| WORK TO BE COMPLETED |
In your copy, repeat the records exactly and leave out the pictures.

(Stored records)
>> begin
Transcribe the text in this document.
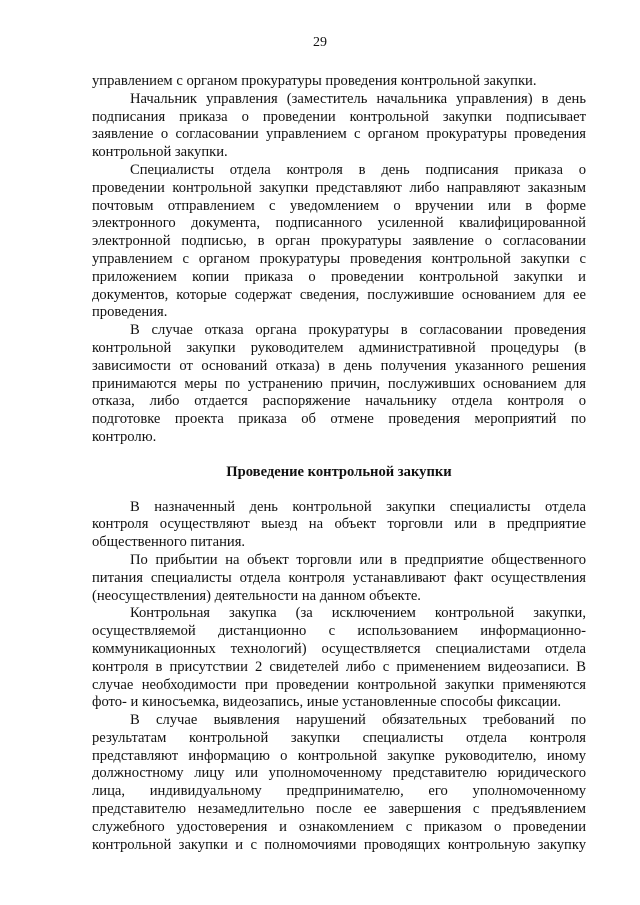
29
управлением с органом прокуратуры проведения контрольной закупки.
Начальник управления (заместитель начальника управления) в день
подписания приказа о проведении контрольной закупки подписывает
заявление о согласовании управлением с органом прокуратуры проведения
контрольной закупки.
Специалисты отдела контроля в день подписания приказа о
проведении контрольной закупки представляют либо направляют заказным
почтовым отправлением с уведомлением о вручении или в форме
электронного документа, подписанного усиленной квалифицированной
электронной подписью, в орган прокуратуры заявление о согласовании
управлением с органом прокуратуры проведения контрольной закупки с
приложением копии приказа о проведении контрольной закупки и
документов, которые содержат сведения, послужившие основанием для ее
проведения.
В случае отказа органа прокуратуры в согласовании проведения
контрольной закупки руководителем административной процедуры (в
зависимости от оснований отказа) в день получения указанного решения
принимаются меры по устранению причин, послуживших основанием для
отказа, либо отдается распоряжение начальнику отдела контроля о
подготовке проекта приказа об отмене проведения мероприятий по
контролю.
Проведение контрольной закупки
В назначенный день контрольной закупки специалисты отдела
контроля осуществляют выезд на объект торговли или в предприятие
общественного питания.
По прибытии на объект торговли или в предприятие общественного
питания специалисты отдела контроля устанавливают факт осуществления
(неосуществления) деятельности на данном объекте.
Контрольная закупка (за исключением контрольной закупки,
осуществляемой дистанционно с использованием информационно-
коммуникационных технологий) осуществляется специалистами отдела
контроля в присутствии 2 свидетелей либо с применением видеозаписи. В
случае необходимости при проведении контрольной закупки применяются
фото- и киносъемка, видеозапись, иные установленные способы фиксации.
В случае выявления нарушений обязательных требований по
результатам контрольной закупки специалисты отдела контроля
представляют информацию о контрольной закупке руководителю, иному
должностному лицу или уполномоченному представителю юридического
лица, индивидуальному предпринимателю, его уполномоченному
представителю незамедлительно после ее завершения с предъявлением
служебного удостоверения и ознакомлением с приказом о проведении
контрольной закупки и с полномочиями проводящих контрольную закупку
>> end
| FULL ANSWER |
Transcribe the text in this document.
29
управлением с органом прокуратуры проведения контрольной закупки.
Начальник управления (заместитель начальника управления) в день
подписания приказа о проведении контрольной закупки подписывает
заявление о согласовании управлением с органом прокуратуры проведения
контрольной закупки.
Специалисты отдела контроля в день подписания приказа о
проведении контрольной закупки представляют либо направляют заказным
почтовым отправлением с уведомлением о вручении или в форме
электронного документа, подписанного усиленной квалифицированной
электронной подписью, в орган прокуратуры заявление о согласовании
управлением с органом прокуратуры проведения контрольной закупки с
приложением копии приказа о проведении контрольной закупки и
документов, которые содержат сведения, послужившие основанием для ее
проведения.
В случае отказа органа прокуратуры в согласовании проведения
контрольной закупки руководителем административной процедуры (в
зависимости от оснований отказа) в день получения указанного решения
принимаются меры по устранению причин, послуживших основанием для
отказа, либо отдается распоряжение начальнику отдела контроля о
подготовке проекта приказа об отмене проведения мероприятий по
контролю.
Проведение контрольной закупки
В назначенный день контрольной закупки специалисты отдела
контроля осуществляют выезд на объект торговли или в предприятие
общественного питания.
По прибытии на объект торговли или в предприятие общественного
питания специалисты отдела контроля устанавливают факт осуществления
(неосуществления) деятельности на данном объекте.
Контрольная закупка (за исключением контрольной закупки,
осуществляемой дистанционно с использованием информационно-
коммуникационных технологий) осуществляется специалистами отдела
контроля в присутствии 2 свидетелей либо с применением видеозаписи. В
случае необходимости при проведении контрольной закупки применяются
фото- и киносъемка, видеозапись, иные установленные способы фиксации.
В случае выявления нарушений обязательных требований по
результатам контрольной закупки специалисты отдела контроля
представляют информацию о контрольной закупке руководителю, иному
должностному лицу или уполномоченному представителю юридического
лица, индивидуальному предпринимателю, его уполномоченному
представителю незамедлительно после ее завершения с предъявлением
служебного удостоверения и ознакомлением с приказом о проведении
контрольной закупки и с полномочиями проводящих контрольную закупку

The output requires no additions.